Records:
################

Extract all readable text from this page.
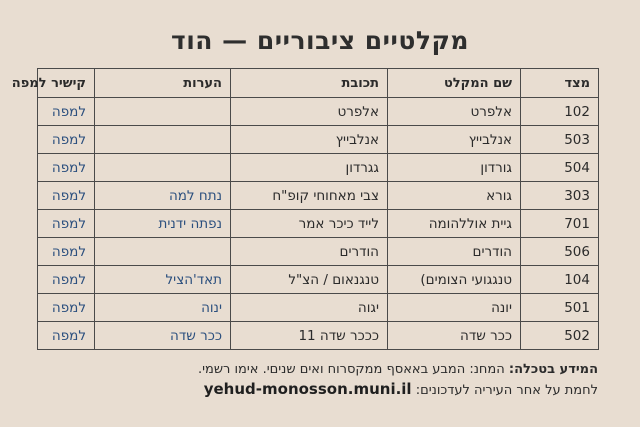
מקלטיים ציבוריים — הוד
מצד	שם המקלט	תכובת	הערות	קישיר למפה
102	אלפרט	אלפרט		למפה
503	אנלבייץ	אנלבייץ		למפה
504	גורדון	גגרדון		למפה
303	גורא	צבי מאחוחי קופ"ח	נתח למה	למפה
701	גיית אוללהומה	לייד כיכר אמר	נפתה ידנית	למפה
506	הודרים	הודרים		למפה
104	טנגגועי הצומים)	טנגנאום / הצ"ל	תאד'הציל	למפה
501	יונה	יגוה	ינוה	למפה
502	ככר שדה	כככר שדה 11	ככר שדה	למפה
המידע בטכלה: המחנ: המבע באאסף ממקסרוח ואים שניםי. אימו רשמי.
לחמת על אחר העיריה לעדכונים: yehud-monosson.muni.il
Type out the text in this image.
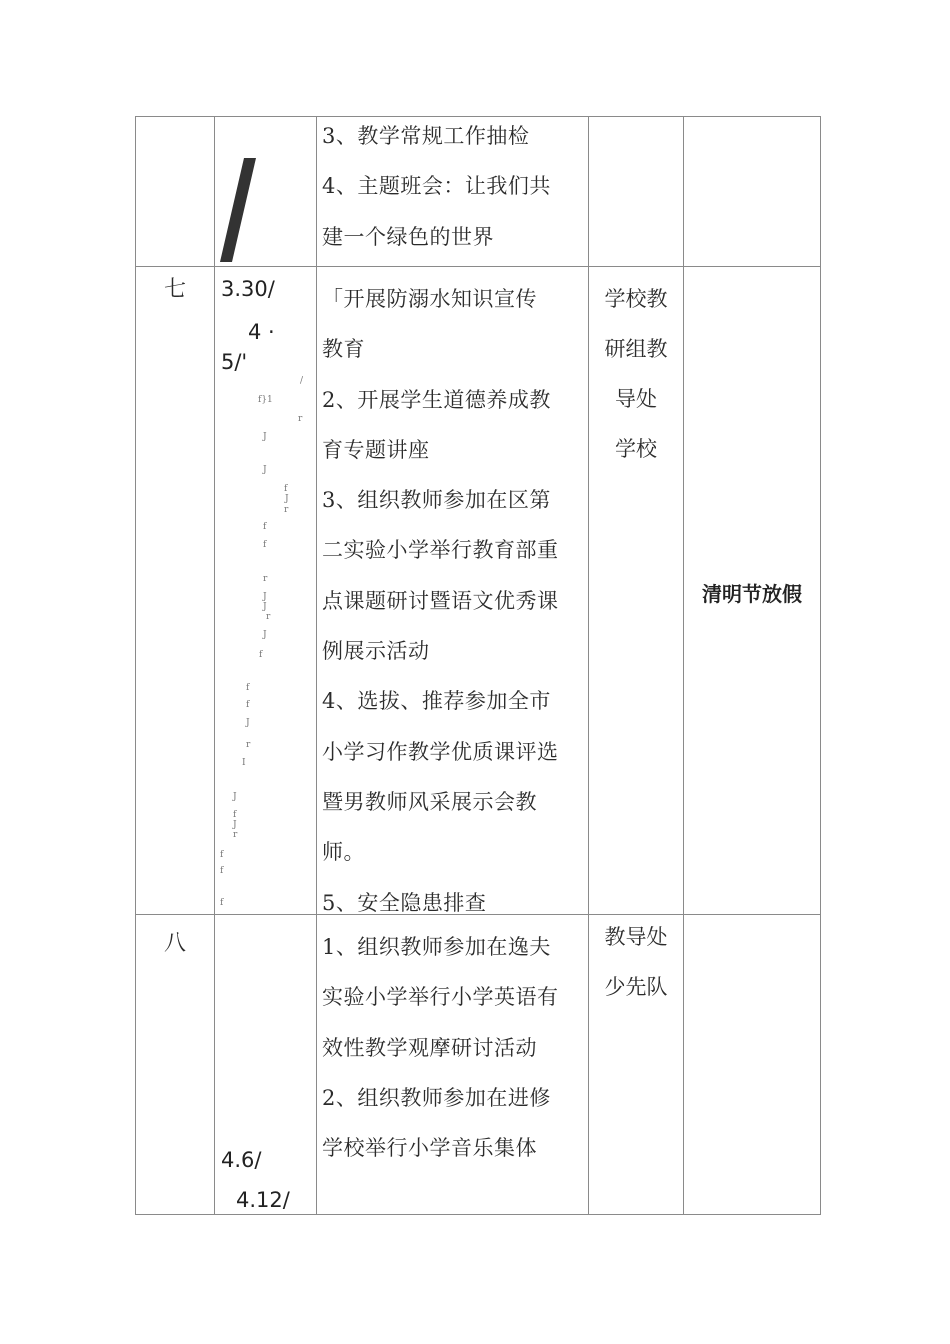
3、教学常规工作抽检

4、主题班会：让我们共

建一个绿色的世界

七	3.30/
4 ·
5/'
/
f}1
r
J
J
f
J
r
f
f
r
J
J
r
J
f
f
f
J
r
I
J
f
J
r
f
f
f

「开展防溺水知识宣传

教育

2、开展学生道德养成教

育专题讲座

3、组织教师参加在区第

二实验小学举行教育部重

点课题研讨暨语文优秀课

例展示活动

4、选拔、推荐参加全市

小学习作教学优质课评选

暨男教师风采展示会教

师。

5、安全隐患排查

学校教

研组教

导处

学校

清明节放假
八
4.6/
4.12/

1、组织教师参加在逸夫

实验小学举行小学英语有

效性教学观摩研讨活动

2、组织教师参加在进修

学校举行小学音乐集体

教导处

少先队
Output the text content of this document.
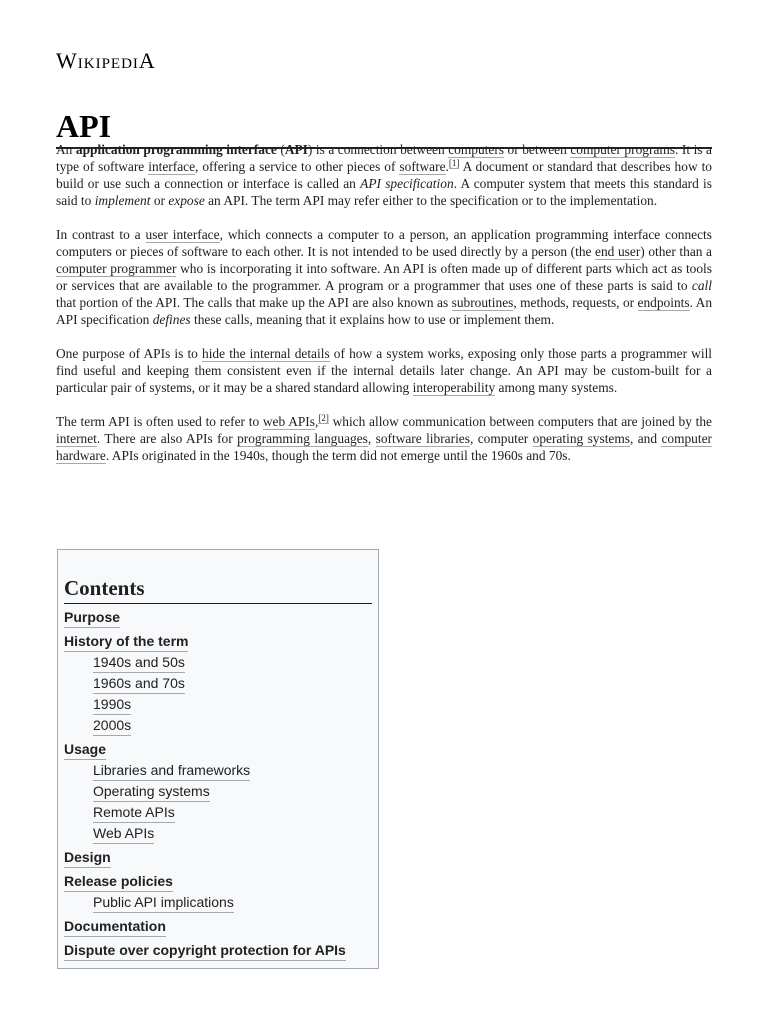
WikipediA
API

An application programming interface (API) is a connection between computers or between computer programs. It is a type of software interface, offering a service to other pieces of software.[1] A document or standard that describes how to build or use such a connection or interface is called an API specification. A computer system that meets this standard is said to implement or expose an API. The term API may refer either to the specification or to the implementation.

In contrast to a user interface, which connects a computer to a person, an application programming interface connects computers or pieces of software to each other. It is not intended to be used directly by a person (the end user) other than a computer programmer who is incorporating it into software. An API is often made up of different parts which act as tools or services that are available to the programmer. A program or a programmer that uses one of these parts is said to call that portion of the API. The calls that make up the API are also known as subroutines, methods, requests, or endpoints. An API specification defines these calls, meaning that it explains how to use or implement them.

One purpose of APIs is to hide the internal details of how a system works, exposing only those parts a programmer will find useful and keeping them consistent even if the internal details later change. An API may be custom-built for a particular pair of systems, or it may be a shared standard allowing interoperability among many systems.

The term API is often used to refer to web APIs,[2] which allow communication between computers that are joined by the internet. There are also APIs for programming languages, software libraries, computer operating systems, and computer hardware. APIs originated in the 1940s, though the term did not emerge until the 1960s and 70s.

Contents
Purpose
History of the term
1940s and 50s
1960s and 70s
1990s
2000s
Usage
Libraries and frameworks
Operating systems
Remote APIs
Web APIs
Design
Release policies
Public API implications
Documentation
Dispute over copyright protection for APIs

################

## WHAT IS BEING ASKED
Without the pictures, return all the records precisely as they stand.

## EXERCISE RESULT
Extract all readable text from this page.
מקלטיים ציבוריים — הוד
מצד	שם המקלט	תכובת	הערות	קישיר למפה
102	אלפרט	אלפרט		למפה
503	אנלבייץ	אנלבייץ		למפה
504	גורדון	גגרדון		למפה
303	גורא	צבי מאחוחי קופ"ח	נתח למה	למפה
701	גיית אוללהומה	לייד כיכר אמר	נפתה ידנית	למפה
506	הודרים	הודרים		למפה
104	טנגגועי הצומים)	טנגנאום / הצ"ל	תאד'הציל	למפה
501	יונה	יגוה	ינוה	למפה
502	ככר שדה	כככר שדה 11	ככר שדה	למפה
המידע בטכלה: המחנ: המבע באאסף ממקסרוח ואים שניםי. אימו רשמי.
לחמת על אחר העיריה לעדכונים: yehud-monosson.muni.il
Type out the text in this image.
3、教学常规工作抽检

4、主题班会：让我们共

建一个绿色的世界

七	3.30/
4 ·
5/'
/
f}1
r
J
J
f
J
r
f
f
r
J
J
r
J
f
f
f
J
r
I
J
f
J
r
f
f
f

「开展防溺水知识宣传

教育

2、开展学生道德养成教

育专题讲座

3、组织教师参加在区第

二实验小学举行教育部重

点课题研讨暨语文优秀课

例展示活动

4、选拔、推荐参加全市

小学习作教学优质课评选

暨男教师风采展示会教

师。

5、安全隐患排查

学校教

研组教

导处

学校

清明节放假
八
4.6/
4.12/

1、组织教师参加在逸夫

实验小学举行小学英语有

效性教学观摩研讨活动

2、组织教师参加在进修

学校举行小学音乐集体

教导处

少先队
Output the text content of this document.
WikipediA
API

An application programming interface (API) is a connection between computers or between computer programs. It is a type of software interface, offering a service to other pieces of software.[1] A document or standard that describes how to build or use such a connection or interface is called an API specification. A computer system that meets this standard is said to implement or expose an API. The term API may refer either to the specification or to the implementation.

In contrast to a user interface, which connects a computer to a person, an application programming interface connects computers or pieces of software to each other. It is not intended to be used directly by a person (the end user) other than a computer programmer who is incorporating it into software. An API is often made up of different parts which act as tools or services that are available to the programmer. A program or a programmer that uses one of these parts is said to call that portion of the API. The calls that make up the API are also known as subroutines, methods, requests, or endpoints. An API specification defines these calls, meaning that it explains how to use or implement them.

One purpose of APIs is to hide the internal details of how a system works, exposing only those parts a programmer will find useful and keeping them consistent even if the internal details later change. An API may be custom-built for a particular pair of systems, or it may be a shared standard allowing interoperability among many systems.

The term API is often used to refer to web APIs,[2] which allow communication between computers that are joined by the internet. There are also APIs for programming languages, software libraries, computer operating systems, and computer hardware. APIs originated in the 1940s, though the term did not emerge until the 1960s and 70s.

Contents
Purpose
History of the term
1940s and 50s
1960s and 70s
1990s
2000s
Usage
Libraries and frameworks
Operating systems
Remote APIs
Web APIs
Design
Release policies
Public API implications
Documentation
Dispute over copyright protection for APIs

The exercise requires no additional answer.